**Work to complete:**
Search the material for the word "decepción" and copy each line that holds it.
==== Material for this task
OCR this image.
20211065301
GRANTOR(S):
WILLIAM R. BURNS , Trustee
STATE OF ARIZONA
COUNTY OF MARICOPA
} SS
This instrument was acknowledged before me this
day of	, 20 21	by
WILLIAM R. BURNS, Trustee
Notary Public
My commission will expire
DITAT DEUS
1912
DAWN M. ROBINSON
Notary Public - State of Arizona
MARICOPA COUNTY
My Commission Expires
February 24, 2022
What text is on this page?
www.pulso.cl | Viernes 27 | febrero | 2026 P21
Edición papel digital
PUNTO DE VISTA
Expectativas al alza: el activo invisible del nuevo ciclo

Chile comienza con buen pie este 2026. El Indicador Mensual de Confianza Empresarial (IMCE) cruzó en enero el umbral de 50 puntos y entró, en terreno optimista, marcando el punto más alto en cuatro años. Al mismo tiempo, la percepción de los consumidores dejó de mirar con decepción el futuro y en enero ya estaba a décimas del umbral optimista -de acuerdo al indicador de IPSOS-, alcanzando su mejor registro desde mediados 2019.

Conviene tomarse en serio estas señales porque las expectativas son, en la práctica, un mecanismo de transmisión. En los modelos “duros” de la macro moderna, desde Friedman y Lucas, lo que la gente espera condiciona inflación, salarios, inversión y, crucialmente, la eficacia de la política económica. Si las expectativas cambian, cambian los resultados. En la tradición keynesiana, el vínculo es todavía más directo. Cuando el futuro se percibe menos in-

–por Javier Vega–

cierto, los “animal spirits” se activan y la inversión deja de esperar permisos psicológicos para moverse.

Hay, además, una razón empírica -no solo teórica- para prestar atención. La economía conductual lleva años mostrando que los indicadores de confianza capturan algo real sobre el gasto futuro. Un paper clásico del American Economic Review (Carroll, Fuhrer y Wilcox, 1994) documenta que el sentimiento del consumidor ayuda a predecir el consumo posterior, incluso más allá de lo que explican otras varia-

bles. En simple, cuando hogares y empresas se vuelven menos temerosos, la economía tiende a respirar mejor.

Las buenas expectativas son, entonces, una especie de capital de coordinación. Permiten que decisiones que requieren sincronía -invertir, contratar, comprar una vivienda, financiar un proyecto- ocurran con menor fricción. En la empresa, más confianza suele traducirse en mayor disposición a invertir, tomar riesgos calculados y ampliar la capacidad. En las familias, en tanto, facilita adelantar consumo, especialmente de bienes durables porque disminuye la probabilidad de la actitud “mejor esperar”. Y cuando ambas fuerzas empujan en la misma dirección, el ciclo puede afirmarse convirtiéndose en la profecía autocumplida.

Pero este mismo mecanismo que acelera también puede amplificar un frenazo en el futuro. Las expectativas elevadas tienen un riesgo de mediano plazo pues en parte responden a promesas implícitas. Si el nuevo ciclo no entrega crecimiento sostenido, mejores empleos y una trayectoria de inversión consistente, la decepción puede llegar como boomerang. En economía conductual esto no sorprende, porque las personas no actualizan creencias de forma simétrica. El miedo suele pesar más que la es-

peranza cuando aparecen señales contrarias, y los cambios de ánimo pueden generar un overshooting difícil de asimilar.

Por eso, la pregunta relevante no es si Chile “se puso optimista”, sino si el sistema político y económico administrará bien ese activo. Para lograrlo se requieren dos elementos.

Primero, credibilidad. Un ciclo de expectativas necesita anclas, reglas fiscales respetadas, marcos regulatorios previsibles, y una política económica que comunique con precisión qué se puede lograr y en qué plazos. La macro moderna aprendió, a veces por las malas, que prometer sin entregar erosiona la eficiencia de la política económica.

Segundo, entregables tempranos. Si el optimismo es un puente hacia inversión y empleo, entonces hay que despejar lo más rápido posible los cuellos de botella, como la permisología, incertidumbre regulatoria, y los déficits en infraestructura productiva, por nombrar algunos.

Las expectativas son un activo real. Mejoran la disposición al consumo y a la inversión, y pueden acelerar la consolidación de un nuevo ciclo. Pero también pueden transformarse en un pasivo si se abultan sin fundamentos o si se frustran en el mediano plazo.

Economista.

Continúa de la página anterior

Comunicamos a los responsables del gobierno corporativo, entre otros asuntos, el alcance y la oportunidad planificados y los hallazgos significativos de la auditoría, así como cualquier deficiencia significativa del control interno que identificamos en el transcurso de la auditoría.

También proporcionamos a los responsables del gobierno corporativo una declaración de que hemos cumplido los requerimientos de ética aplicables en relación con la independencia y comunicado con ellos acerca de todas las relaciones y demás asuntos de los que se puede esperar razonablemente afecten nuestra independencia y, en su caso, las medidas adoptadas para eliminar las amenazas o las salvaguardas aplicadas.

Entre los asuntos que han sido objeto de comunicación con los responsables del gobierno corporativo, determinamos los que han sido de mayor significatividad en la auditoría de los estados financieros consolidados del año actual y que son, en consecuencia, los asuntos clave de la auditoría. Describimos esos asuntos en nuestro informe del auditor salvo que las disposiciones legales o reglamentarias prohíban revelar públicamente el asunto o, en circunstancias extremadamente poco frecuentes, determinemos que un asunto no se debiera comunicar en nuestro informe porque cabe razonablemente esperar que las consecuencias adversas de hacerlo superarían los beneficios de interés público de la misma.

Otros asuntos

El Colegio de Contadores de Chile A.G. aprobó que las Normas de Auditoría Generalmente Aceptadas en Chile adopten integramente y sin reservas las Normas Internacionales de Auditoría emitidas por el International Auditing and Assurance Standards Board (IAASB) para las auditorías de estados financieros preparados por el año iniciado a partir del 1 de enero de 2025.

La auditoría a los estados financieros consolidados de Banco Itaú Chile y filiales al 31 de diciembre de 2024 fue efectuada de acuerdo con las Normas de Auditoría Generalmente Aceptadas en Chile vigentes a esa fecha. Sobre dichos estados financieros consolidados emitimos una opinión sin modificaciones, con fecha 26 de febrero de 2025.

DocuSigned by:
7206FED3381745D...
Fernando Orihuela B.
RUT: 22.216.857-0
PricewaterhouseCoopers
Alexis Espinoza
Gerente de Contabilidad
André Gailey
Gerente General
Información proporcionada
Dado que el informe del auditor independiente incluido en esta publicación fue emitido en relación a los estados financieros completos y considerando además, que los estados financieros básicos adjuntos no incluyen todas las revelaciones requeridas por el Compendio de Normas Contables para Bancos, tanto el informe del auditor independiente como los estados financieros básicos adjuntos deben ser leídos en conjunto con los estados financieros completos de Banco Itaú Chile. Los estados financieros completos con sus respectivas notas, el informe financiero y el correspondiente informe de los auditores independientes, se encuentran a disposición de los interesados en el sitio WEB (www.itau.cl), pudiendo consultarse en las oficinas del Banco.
========
**Result:**
Chile comienza con buen pie este 2026. El Indicador Mensual de Confianza Empresarial (IMCE) cruzó en enero el umbral de 50 puntos y entró, en terreno optimista, marcando el punto más alto en cuatro años. Al mismo tiempo, la percepción de los consumidores dejó de mirar con decepción el futuro y en enero ya estaba a décimas del umbral optimista -de acuerdo al indicador de IPSOS-, alcanzando su mejor registro desde mediados 2019.
Pero este mismo mecanismo que acelera también puede amplificar un frenazo en el futuro. Las expectativas elevadas tienen un riesgo de mediano plazo pues en parte responden a promesas implícitas. Si el nuevo ciclo no entrega crecimiento sostenido, mejores empleos y una trayectoria de inversión consistente, la decepción puede llegar como boomerang. En economía conductual esto no sorprende, porque las personas no actualizan creencias de forma simétrica. El miedo suele pesar más que la es-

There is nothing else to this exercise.